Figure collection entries
──────

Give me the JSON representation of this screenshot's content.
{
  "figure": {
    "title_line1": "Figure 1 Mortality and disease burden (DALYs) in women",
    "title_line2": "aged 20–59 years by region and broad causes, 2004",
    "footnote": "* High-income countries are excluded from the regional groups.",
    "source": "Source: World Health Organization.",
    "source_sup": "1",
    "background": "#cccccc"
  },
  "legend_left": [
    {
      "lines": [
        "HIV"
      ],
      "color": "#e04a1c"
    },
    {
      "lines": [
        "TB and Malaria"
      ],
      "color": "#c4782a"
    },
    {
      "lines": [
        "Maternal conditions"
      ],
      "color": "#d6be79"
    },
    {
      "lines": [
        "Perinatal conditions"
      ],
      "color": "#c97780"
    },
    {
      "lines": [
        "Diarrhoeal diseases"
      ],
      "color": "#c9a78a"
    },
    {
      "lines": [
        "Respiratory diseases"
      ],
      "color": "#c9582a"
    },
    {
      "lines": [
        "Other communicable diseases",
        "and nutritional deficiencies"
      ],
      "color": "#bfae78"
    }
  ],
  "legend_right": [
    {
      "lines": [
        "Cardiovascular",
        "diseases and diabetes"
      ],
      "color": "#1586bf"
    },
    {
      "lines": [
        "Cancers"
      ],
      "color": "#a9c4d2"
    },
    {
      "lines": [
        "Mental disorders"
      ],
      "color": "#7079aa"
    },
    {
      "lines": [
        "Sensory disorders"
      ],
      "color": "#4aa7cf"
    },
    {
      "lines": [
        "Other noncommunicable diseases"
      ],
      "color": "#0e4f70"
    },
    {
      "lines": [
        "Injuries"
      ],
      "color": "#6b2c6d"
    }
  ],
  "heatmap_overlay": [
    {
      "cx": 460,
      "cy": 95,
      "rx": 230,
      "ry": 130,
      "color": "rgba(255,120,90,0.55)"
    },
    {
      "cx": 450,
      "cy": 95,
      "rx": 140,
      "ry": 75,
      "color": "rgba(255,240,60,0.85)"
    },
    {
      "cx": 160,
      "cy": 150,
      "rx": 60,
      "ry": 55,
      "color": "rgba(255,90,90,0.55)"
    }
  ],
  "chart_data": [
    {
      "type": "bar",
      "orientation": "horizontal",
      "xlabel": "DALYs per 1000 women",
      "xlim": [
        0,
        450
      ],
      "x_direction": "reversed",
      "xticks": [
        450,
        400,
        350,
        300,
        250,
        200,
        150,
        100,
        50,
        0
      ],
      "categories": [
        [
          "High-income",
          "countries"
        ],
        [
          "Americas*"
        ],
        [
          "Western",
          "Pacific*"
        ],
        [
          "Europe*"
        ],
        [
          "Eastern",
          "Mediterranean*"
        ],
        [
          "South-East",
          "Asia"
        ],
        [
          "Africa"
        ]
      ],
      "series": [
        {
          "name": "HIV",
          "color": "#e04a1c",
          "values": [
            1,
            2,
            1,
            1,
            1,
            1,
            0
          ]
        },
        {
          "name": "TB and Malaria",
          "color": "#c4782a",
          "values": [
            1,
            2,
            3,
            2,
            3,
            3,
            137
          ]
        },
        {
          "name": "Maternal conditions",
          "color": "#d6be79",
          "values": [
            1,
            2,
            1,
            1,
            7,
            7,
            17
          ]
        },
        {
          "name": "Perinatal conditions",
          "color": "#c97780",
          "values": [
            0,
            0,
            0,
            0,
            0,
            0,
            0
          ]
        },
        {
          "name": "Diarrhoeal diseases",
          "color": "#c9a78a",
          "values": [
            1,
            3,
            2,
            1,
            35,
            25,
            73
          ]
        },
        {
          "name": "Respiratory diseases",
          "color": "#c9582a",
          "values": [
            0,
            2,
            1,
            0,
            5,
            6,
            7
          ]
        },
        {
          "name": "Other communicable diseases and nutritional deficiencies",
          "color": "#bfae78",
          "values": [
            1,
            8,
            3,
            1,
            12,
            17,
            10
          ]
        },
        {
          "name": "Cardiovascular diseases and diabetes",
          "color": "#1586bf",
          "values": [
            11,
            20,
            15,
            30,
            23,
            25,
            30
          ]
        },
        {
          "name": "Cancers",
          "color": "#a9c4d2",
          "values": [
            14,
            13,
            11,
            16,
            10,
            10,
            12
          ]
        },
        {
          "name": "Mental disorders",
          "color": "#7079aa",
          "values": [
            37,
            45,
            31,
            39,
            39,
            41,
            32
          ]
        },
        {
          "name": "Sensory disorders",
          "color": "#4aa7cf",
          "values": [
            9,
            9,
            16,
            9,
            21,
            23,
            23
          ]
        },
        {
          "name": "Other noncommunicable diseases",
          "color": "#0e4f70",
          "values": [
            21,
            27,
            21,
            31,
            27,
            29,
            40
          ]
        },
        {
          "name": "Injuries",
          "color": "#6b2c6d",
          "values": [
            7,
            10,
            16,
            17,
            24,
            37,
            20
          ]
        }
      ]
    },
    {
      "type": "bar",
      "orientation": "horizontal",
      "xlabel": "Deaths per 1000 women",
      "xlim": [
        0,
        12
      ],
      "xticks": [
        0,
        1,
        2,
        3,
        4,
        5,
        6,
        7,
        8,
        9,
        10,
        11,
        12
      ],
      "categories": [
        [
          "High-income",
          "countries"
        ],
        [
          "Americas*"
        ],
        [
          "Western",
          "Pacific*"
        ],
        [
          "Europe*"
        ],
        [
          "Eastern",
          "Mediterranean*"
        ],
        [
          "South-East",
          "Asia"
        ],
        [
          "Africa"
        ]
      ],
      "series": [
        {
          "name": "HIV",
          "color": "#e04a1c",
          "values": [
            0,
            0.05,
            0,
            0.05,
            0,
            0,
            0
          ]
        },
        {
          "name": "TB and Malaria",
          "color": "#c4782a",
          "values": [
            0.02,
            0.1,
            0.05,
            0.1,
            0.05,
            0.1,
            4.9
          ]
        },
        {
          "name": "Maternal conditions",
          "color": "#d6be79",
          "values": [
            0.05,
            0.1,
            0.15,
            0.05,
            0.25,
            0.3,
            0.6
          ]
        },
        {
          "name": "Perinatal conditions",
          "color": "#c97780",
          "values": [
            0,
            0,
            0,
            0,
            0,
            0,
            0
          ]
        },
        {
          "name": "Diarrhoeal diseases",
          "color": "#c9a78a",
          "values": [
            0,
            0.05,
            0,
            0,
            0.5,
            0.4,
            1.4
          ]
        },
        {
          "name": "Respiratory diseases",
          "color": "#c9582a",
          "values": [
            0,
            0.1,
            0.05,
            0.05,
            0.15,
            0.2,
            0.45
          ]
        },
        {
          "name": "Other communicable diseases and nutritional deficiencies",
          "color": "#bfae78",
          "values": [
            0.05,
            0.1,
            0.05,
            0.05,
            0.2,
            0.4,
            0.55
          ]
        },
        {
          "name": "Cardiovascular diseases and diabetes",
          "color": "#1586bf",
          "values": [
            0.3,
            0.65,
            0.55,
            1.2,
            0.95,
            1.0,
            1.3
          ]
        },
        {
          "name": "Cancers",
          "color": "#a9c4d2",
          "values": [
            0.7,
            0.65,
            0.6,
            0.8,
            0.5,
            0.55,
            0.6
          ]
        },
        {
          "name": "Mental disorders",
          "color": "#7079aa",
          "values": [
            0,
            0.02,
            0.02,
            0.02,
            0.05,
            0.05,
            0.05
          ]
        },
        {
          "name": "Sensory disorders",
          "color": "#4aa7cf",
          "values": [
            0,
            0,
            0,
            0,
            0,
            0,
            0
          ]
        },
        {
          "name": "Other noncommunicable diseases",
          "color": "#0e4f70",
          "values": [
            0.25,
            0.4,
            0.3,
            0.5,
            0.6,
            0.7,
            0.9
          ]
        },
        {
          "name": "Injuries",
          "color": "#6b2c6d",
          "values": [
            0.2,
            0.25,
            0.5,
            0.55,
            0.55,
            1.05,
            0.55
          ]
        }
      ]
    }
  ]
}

──────

_EXERCISE_
Count the lines in the entries that hold the word "DALYs", and give nothing but the total.

_RESPONSE TO THE EXERCISE_
2